— Tasks to carry out —
1. In the cabbage and noodles post, why did the poster run the recipe through an online translator? Answer in one to three sentences.
2. Answer these questions on the cabbage and noodles post.
(a) How long should the salted cabbage stand before it is squeezed dry?
(b) About how long are the egg noodles cooked?
(c) At what point is the tomato added?
3. Transcribe everything in the cabbage and noodles post from "Heat vegetable oil" down to "and herbs listed.".

# Our Cabbage and Noodles



## CatPat (Aug 29, 2013)

This is a very good dish of DA. I had to input through the online translater to put it to English but I still did the edit.

1 pound cabbage, shredded
 1 teaspoon salt
 1 tablespoon vegetable oil
 1 onion, chopped
 salt and ground black pepper to taste
 1/4 pound wide egg noodles
 1/2 teaspoon caraway seeds, or to taste 
 Pinches of cayenne pepper, sage, rosemary, to taste
 Dash of garlic powder
 1 large tomato, chopped

Place shredded cabbage in a bowl; sprinkle with salt and toss to combine. Allow cabbage to stand for 30 minutes; squeeze cabbage dry and discard juice.
Heat vegetable oil in a skillet over medium heat. Cook and stir cabbage and onion until cabbage is lightly browned, 10 to 15 minutes. Season to taste with salt and black pepper and other spices and herbs listed.
Fill a large pot with lightly salted water and bring to a rolling boil. Stir in egg noodles and return to a boil. Cook noodles uncovered, stirring occasionally, until tender but still slightly firm, about 5 minutes. Drain well.
Lightly mix egg noodles into the cabbage mixture; season with more spices if desired and add tomato at the end.

~Cat


----------



## mysterychef (Aug 29, 2013)

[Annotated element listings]
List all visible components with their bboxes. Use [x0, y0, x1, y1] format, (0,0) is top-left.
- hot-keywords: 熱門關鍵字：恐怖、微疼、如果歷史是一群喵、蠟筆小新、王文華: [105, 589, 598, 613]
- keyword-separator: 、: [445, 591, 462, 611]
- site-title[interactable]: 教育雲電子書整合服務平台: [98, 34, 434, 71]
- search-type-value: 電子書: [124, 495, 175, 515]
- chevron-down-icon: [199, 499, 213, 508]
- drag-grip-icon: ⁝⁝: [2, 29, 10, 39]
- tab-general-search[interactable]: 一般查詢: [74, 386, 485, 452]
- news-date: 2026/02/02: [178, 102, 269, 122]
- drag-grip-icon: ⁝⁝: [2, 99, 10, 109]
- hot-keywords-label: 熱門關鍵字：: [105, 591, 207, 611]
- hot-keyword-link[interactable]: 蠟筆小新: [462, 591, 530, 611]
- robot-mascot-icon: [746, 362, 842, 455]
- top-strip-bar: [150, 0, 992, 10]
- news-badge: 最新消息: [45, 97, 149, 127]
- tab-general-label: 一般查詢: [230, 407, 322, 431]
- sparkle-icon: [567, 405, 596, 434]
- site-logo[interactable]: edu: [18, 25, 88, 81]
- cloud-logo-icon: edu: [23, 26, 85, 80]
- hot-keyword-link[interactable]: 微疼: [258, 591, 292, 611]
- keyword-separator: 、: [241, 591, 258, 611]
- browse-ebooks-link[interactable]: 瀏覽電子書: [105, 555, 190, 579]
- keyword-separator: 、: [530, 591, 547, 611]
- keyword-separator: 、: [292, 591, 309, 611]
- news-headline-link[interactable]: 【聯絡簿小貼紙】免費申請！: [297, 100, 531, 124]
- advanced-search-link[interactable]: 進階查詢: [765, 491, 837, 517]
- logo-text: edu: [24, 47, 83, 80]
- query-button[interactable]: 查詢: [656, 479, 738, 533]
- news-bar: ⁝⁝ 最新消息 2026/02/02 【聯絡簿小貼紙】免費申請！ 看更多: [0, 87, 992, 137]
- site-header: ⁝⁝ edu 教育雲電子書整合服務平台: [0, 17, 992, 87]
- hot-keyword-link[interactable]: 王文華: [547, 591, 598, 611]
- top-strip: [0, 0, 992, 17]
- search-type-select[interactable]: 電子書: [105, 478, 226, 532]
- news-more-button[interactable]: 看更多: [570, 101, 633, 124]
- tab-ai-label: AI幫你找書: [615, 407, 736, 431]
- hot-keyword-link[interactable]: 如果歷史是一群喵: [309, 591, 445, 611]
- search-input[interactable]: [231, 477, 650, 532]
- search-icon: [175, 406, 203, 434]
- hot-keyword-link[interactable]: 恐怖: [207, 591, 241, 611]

— Outputs for the tasks —
1. The poster used an online translator to put the recipe into English. The poster then edited the result.

2.
(a) 30 minutes.
(b) About 5 minutes.
(c) At the end.

3.
Heat vegetable oil in a skillet over medium heat. Cook and stir cabbage and onion until cabbage is lightly browned, 10 to 15 minutes. Season to taste with salt and black pepper and other spices and herbs listed.